#### [Required work]
Copy the material word for word, from its first line up to and including the line that contains "The first locking portion 38 is".

#### [Records shown]
+---+

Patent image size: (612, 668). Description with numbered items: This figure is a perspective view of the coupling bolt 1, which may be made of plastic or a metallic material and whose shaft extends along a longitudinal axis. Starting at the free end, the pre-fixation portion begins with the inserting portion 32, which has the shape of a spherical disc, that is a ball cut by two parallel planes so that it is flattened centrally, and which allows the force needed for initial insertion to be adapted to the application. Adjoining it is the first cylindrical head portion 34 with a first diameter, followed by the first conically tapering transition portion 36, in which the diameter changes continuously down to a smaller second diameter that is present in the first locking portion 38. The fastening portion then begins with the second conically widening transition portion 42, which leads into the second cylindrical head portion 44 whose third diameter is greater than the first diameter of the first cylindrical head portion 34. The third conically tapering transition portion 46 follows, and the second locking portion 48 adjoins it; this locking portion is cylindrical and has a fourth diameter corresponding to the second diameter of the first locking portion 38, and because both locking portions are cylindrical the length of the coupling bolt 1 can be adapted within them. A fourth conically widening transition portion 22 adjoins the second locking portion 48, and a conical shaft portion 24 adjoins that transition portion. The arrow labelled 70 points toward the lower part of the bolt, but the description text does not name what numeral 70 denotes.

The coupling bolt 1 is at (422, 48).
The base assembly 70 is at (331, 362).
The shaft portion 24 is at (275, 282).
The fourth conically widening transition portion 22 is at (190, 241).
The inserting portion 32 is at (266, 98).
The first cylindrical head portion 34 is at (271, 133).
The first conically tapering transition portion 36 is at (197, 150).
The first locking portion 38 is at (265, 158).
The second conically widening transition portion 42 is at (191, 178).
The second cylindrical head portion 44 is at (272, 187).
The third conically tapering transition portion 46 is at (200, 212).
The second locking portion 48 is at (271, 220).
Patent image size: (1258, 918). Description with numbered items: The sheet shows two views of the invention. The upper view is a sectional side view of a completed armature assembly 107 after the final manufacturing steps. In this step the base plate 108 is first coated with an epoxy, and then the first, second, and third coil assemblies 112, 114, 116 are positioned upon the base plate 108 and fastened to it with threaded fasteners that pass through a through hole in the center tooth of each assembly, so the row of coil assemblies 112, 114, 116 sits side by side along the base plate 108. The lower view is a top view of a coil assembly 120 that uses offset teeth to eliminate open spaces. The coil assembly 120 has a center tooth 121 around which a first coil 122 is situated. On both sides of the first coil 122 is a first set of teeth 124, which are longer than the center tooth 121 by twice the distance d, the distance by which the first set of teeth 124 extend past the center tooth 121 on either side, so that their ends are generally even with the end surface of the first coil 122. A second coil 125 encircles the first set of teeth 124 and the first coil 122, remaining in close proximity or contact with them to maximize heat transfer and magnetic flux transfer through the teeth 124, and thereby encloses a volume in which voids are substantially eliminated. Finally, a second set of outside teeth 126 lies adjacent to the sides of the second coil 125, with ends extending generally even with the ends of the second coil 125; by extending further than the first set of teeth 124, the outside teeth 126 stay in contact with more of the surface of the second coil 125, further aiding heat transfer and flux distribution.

+---+

#### [Result]
Patent image size: (612, 668). Description with numbered items: This figure is a perspective view of the coupling bolt 1, which may be made of plastic or a metallic material and whose shaft extends along a longitudinal axis. Starting at the free end, the pre-fixation portion begins with the inserting portion 32, which has the shape of a spherical disc, that is a ball cut by two parallel planes so that it is flattened centrally, and which allows the force needed for initial insertion to be adapted to the application. Adjoining it is the first cylindrical head portion 34 with a first diameter, followed by the first conically tapering transition portion 36, in which the diameter changes continuously down to a smaller second diameter that is present in the first locking portion 38. The fastening portion then begins with the second conically widening transition portion 42, which leads into the second cylindrical head portion 44 whose third diameter is greater than the first diameter of the first cylindrical head portion 34. The third conically tapering transition portion 46 follows, and the second locking portion 48 adjoins it; this locking portion is cylindrical and has a fourth diameter corresponding to the second diameter of the first locking portion 38, and because both locking portions are cylindrical the length of the coupling bolt 1 can be adapted within them. A fourth conically widening transition portion 22 adjoins the second locking portion 48, and a conical shaft portion 24 adjoins that transition portion. The arrow labelled 70 points toward the lower part of the bolt, but the description text does not name what numeral 70 denotes.

The coupling bolt 1 is at (422, 48).
The base assembly 70 is at (331, 362).
The shaft portion 24 is at (275, 282).
The fourth conically widening transition portion 22 is at (190, 241).
The inserting portion 32 is at (266, 98).
The first cylindrical head portion 34 is at (271, 133).
The first conically tapering transition portion 36 is at (197, 150).
The first locking portion 38 is at (265, 158).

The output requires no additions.